## Exercise aim
Filter the records below for the word "name". Copy each line that holds it.
*** Begin section ***
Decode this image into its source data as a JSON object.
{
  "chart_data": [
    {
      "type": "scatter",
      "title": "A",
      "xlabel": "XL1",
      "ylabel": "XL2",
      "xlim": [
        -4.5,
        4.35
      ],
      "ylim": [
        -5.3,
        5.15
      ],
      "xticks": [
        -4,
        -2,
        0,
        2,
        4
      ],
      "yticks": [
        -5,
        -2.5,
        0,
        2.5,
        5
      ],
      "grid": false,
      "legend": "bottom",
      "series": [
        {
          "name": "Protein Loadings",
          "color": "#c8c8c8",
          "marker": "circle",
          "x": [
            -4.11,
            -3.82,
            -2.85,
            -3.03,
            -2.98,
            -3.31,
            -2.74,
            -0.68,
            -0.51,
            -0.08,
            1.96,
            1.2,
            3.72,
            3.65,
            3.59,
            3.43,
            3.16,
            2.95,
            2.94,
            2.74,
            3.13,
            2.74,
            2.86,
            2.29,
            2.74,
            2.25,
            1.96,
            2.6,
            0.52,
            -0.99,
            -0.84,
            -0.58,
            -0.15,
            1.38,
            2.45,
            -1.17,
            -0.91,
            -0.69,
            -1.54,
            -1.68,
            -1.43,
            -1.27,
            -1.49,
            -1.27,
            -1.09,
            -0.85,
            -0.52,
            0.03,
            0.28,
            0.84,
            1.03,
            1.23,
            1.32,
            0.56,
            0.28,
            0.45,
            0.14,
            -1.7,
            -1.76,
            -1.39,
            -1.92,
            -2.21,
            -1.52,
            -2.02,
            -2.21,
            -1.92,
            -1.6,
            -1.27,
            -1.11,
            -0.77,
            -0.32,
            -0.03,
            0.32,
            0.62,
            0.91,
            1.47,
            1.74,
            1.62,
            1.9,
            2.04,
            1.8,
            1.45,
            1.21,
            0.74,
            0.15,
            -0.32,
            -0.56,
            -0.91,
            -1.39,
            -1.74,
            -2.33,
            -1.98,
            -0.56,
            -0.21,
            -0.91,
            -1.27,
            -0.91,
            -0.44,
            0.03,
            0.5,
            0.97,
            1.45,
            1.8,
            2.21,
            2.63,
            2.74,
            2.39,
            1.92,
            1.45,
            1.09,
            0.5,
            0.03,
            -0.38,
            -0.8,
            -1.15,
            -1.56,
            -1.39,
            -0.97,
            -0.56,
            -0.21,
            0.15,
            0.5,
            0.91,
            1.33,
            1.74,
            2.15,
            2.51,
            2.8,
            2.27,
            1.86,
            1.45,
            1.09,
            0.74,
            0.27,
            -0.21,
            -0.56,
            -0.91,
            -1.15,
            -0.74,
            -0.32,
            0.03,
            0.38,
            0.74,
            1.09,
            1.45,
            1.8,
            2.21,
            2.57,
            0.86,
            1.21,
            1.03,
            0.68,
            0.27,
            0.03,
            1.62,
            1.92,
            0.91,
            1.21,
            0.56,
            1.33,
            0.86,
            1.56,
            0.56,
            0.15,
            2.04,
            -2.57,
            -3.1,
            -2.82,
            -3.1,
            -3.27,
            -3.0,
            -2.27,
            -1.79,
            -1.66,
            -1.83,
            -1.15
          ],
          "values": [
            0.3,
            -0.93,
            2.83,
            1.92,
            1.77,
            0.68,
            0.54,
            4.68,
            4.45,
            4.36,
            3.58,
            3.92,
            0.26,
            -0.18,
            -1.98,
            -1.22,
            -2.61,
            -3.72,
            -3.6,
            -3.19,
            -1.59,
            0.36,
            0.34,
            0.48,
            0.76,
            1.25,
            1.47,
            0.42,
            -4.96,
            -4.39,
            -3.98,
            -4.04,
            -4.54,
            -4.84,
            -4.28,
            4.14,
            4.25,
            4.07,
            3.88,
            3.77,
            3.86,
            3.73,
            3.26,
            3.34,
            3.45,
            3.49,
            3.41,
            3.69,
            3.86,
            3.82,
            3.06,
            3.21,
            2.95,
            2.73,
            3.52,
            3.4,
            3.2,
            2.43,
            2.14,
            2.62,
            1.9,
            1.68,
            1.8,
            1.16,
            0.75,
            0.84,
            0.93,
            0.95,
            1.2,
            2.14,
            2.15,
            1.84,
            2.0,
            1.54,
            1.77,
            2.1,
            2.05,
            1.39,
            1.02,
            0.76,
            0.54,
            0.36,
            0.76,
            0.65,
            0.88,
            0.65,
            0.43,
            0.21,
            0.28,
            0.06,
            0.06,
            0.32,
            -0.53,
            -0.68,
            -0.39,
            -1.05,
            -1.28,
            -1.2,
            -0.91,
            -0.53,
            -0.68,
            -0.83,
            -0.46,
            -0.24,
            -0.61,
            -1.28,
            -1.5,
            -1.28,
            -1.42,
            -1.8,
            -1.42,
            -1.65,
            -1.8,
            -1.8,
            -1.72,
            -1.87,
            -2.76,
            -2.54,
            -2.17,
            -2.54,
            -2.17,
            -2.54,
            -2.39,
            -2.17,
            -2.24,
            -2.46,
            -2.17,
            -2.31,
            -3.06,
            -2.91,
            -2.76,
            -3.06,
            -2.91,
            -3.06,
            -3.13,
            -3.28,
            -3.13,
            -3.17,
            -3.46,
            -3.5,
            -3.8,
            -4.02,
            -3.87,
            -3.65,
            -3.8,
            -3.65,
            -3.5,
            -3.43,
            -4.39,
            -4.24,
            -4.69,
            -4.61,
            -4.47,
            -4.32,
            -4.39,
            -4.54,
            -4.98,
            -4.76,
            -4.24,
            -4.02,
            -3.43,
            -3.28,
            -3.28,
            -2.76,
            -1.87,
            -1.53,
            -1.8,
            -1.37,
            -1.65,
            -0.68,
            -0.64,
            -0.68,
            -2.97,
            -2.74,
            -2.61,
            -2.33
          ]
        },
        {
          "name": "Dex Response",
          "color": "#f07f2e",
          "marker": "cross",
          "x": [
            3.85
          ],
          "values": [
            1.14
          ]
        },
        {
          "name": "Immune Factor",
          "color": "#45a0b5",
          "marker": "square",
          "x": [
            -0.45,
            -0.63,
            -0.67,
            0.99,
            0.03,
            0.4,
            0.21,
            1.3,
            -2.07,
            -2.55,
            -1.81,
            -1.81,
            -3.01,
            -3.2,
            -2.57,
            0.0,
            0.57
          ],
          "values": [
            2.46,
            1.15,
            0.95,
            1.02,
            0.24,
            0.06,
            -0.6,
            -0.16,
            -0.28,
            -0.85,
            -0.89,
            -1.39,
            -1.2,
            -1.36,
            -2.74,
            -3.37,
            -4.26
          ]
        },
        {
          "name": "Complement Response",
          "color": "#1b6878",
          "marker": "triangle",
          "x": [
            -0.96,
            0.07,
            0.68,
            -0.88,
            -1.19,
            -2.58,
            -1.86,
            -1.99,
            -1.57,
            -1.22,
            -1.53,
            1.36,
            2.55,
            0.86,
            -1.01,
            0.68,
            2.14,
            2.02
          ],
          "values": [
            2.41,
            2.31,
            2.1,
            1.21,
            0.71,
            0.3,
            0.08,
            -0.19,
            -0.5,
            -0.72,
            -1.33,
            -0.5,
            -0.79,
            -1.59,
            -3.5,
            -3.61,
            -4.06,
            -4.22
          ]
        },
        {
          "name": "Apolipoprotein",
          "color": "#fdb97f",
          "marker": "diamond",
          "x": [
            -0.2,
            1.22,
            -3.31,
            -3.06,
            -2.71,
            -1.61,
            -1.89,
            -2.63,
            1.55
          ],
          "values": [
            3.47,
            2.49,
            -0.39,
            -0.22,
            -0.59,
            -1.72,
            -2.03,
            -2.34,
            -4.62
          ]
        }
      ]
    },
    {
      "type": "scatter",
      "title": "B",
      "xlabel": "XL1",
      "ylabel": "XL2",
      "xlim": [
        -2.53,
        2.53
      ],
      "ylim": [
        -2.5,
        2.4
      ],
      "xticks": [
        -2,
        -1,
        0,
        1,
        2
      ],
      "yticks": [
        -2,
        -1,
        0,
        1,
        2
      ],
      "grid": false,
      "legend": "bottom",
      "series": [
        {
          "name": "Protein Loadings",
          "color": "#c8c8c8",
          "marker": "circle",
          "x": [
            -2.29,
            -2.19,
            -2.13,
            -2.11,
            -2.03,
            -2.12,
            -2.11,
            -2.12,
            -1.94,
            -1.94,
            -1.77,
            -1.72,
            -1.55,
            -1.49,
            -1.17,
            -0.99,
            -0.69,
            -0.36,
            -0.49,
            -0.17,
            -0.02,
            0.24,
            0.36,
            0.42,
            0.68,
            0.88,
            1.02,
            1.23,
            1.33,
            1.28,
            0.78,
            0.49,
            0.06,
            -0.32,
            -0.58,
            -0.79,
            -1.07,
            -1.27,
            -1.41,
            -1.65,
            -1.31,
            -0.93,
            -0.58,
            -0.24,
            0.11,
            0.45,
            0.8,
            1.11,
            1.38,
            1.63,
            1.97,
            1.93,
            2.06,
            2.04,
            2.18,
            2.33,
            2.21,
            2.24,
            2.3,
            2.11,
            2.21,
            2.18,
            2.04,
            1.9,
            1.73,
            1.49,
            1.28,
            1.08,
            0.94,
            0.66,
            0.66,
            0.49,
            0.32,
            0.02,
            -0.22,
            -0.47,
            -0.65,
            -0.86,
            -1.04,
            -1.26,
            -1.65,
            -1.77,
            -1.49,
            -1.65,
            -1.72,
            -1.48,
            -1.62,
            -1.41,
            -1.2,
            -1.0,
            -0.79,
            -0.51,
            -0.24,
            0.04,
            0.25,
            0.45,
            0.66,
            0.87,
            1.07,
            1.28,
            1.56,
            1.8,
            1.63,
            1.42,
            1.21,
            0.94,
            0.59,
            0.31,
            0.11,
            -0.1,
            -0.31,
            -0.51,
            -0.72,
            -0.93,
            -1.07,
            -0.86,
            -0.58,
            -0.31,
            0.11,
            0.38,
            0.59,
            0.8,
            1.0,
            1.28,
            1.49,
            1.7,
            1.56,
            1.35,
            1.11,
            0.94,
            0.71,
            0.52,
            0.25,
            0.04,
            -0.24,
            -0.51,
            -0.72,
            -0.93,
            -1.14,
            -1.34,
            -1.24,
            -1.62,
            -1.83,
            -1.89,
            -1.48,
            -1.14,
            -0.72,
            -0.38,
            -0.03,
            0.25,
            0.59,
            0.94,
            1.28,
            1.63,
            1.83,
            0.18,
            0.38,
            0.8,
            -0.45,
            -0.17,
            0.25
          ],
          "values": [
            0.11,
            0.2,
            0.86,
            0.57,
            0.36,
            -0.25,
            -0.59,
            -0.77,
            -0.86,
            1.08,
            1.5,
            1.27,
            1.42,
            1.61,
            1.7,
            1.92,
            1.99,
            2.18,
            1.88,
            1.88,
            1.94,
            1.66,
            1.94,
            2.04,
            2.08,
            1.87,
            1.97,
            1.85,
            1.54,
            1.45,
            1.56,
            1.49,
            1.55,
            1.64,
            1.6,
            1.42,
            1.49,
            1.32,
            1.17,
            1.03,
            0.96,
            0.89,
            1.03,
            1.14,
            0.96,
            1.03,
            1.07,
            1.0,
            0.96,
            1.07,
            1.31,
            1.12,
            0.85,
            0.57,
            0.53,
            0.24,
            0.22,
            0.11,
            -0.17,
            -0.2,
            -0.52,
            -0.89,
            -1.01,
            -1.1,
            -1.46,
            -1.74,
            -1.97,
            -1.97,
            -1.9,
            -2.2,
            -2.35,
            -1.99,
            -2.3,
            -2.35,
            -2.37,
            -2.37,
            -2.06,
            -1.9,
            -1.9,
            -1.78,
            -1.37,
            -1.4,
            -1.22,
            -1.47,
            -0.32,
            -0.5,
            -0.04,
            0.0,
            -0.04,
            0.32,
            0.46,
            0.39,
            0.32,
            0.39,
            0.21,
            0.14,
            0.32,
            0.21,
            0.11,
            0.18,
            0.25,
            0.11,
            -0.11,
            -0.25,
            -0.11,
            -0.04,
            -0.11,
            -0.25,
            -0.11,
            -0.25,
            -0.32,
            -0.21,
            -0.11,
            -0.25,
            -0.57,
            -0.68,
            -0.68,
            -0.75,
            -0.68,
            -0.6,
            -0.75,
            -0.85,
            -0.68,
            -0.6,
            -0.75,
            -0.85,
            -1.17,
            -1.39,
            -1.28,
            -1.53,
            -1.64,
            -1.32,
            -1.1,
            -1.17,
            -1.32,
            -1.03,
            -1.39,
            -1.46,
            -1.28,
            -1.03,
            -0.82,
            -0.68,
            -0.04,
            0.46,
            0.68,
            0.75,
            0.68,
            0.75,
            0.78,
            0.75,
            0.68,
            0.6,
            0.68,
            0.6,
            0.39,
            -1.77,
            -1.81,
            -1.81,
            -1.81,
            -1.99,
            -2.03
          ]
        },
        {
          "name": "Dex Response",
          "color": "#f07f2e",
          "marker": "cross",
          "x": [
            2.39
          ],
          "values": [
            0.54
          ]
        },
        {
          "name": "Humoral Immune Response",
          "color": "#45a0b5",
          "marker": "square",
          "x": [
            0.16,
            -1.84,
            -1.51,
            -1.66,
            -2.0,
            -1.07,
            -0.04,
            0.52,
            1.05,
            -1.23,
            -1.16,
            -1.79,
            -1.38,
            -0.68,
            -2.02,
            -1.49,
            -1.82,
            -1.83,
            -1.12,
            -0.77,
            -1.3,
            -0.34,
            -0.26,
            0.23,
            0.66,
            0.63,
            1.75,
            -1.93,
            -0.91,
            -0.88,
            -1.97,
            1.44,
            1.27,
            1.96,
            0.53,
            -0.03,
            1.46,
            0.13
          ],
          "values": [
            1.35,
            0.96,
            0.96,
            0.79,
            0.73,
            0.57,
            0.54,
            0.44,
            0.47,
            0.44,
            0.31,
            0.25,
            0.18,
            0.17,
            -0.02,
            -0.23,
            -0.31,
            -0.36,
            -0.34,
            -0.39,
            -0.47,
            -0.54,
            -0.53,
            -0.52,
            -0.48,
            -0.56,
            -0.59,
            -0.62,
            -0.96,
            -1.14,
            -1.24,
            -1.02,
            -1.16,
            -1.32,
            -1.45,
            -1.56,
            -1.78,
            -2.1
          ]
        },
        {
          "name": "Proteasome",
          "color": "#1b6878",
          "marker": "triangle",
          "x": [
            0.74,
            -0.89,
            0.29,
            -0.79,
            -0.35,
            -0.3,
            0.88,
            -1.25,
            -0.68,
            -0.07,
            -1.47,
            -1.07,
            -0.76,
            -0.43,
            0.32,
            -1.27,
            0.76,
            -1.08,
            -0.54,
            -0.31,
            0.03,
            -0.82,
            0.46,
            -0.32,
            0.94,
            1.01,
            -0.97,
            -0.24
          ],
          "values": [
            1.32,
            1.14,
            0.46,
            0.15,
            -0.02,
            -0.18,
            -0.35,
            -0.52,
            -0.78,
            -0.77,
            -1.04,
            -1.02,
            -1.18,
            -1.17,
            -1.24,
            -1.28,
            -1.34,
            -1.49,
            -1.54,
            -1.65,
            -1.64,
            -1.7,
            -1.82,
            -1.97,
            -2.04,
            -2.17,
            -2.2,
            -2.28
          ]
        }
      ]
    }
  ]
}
*** End section ***
## Answer to this exercise
          "name": "Protein Loadings",
          "name": "Dex Response",
          "name": "Immune Factor",
          "name": "Complement Response",
          "name": "Apolipoprotein",
          "name": "Protein Loadings",
          "name": "Dex Response",
          "name": "Humoral Immune Response",
          "name": "Proteasome",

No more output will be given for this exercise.